_Stated goal_
Search the listing below for the string "image" and show each line that contains it.

Given information start

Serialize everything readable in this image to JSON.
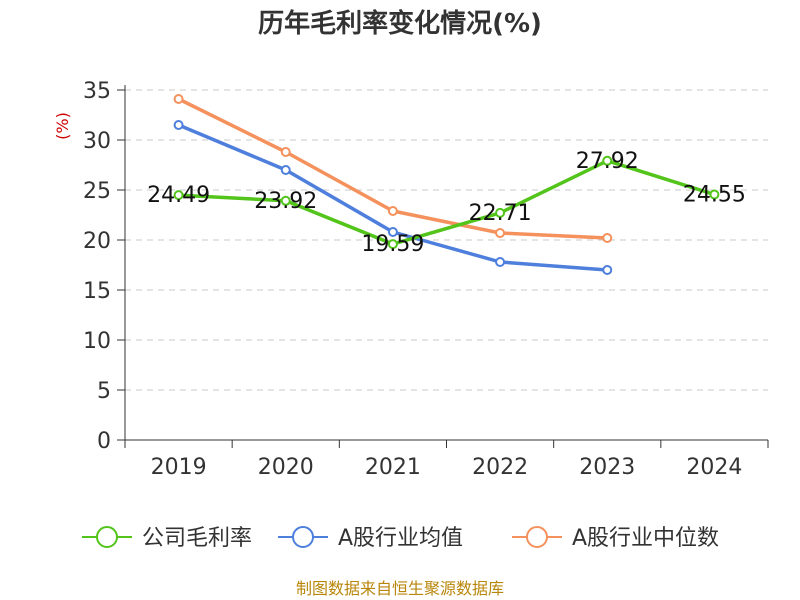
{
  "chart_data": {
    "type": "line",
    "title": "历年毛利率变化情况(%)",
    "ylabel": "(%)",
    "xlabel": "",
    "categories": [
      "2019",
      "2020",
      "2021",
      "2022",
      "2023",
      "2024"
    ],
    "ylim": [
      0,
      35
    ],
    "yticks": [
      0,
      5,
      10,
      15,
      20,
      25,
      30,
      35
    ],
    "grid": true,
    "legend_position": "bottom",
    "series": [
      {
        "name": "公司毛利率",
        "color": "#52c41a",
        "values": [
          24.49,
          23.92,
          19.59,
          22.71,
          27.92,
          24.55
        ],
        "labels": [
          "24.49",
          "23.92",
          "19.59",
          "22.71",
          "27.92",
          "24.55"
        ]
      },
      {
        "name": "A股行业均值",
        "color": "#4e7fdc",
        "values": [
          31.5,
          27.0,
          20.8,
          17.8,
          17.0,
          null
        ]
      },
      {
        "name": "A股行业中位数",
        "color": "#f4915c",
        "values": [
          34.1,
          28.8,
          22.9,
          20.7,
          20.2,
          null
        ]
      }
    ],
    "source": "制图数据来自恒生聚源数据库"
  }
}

Given information end
Given information start

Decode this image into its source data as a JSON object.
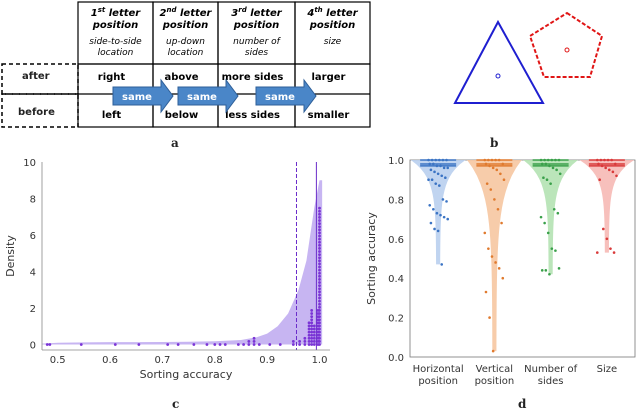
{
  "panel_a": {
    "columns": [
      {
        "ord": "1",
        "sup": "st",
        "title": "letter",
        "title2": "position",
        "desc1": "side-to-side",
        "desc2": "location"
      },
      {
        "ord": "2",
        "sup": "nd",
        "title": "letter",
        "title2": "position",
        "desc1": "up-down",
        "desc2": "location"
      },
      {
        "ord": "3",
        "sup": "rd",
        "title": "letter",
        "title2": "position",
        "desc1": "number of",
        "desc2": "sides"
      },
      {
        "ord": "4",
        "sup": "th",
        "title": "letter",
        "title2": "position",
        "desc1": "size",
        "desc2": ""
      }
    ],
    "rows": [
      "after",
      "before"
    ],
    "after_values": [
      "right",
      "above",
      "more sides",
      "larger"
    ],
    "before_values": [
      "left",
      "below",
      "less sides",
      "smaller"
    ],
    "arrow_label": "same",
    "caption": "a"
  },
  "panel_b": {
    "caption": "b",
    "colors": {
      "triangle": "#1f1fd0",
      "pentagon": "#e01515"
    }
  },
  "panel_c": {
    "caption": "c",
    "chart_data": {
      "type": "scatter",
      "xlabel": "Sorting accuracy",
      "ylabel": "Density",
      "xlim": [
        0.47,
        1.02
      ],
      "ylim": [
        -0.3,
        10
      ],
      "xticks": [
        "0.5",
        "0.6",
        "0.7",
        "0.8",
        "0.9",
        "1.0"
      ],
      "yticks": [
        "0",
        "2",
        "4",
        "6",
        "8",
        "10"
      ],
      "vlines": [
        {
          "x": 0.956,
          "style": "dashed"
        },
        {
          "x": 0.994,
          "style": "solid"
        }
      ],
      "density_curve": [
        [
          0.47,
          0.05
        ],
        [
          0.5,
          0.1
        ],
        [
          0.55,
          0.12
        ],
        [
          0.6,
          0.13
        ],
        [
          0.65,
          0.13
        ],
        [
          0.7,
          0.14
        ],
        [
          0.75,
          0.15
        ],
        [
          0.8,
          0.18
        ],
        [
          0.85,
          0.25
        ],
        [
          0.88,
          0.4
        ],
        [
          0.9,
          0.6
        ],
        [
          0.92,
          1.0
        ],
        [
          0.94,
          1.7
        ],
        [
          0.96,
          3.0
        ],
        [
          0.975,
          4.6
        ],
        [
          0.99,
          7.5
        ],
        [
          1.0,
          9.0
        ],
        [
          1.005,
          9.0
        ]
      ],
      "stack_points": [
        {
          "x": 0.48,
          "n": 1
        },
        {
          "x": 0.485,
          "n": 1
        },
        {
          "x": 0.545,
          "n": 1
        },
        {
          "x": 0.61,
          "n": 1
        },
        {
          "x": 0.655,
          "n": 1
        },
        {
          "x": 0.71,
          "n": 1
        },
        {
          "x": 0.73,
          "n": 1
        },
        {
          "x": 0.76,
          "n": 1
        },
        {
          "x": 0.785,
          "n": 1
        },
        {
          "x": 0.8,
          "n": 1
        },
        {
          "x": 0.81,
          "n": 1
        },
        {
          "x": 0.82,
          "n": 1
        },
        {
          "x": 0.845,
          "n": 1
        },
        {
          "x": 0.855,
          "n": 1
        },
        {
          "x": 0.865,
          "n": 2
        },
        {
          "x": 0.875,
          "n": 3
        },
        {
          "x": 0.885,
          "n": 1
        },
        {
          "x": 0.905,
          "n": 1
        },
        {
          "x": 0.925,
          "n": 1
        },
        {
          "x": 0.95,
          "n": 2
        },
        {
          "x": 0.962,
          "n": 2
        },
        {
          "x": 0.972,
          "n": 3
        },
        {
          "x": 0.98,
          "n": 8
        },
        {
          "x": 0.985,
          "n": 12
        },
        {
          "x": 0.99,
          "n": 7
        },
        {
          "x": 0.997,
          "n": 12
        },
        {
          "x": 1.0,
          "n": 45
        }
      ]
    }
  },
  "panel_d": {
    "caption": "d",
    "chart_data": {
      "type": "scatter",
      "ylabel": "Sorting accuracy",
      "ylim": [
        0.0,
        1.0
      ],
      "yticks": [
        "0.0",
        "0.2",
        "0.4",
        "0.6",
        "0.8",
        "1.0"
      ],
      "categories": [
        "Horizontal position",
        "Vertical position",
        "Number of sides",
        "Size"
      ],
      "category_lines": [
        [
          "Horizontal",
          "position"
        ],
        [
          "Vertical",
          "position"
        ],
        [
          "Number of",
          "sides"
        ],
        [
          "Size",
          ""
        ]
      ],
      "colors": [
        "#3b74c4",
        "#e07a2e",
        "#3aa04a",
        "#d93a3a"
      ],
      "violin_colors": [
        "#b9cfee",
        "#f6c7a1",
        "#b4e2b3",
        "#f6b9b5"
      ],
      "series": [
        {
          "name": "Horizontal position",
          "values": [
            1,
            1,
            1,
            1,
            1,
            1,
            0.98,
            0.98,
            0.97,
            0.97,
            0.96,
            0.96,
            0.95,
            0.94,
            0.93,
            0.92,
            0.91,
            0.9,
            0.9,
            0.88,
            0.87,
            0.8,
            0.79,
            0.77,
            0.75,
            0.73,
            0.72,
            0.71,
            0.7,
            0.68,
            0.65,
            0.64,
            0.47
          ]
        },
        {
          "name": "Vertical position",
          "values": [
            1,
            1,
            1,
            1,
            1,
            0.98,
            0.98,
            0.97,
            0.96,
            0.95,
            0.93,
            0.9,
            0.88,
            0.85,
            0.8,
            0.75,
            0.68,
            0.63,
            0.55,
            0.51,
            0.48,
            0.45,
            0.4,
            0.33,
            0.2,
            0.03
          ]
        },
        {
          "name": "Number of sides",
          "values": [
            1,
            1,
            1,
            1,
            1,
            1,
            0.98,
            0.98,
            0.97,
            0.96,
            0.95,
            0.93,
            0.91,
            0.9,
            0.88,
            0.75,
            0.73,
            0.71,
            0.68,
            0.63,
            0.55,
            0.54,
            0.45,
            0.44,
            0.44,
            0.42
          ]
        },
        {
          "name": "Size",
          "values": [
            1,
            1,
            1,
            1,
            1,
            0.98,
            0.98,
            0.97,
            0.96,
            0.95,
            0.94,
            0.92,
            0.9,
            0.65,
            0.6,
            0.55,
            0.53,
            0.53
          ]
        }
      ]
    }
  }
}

Given information end

_Written answer_
Serialize everything readable in this image to JSON.
Decode this image into its source data as a JSON object.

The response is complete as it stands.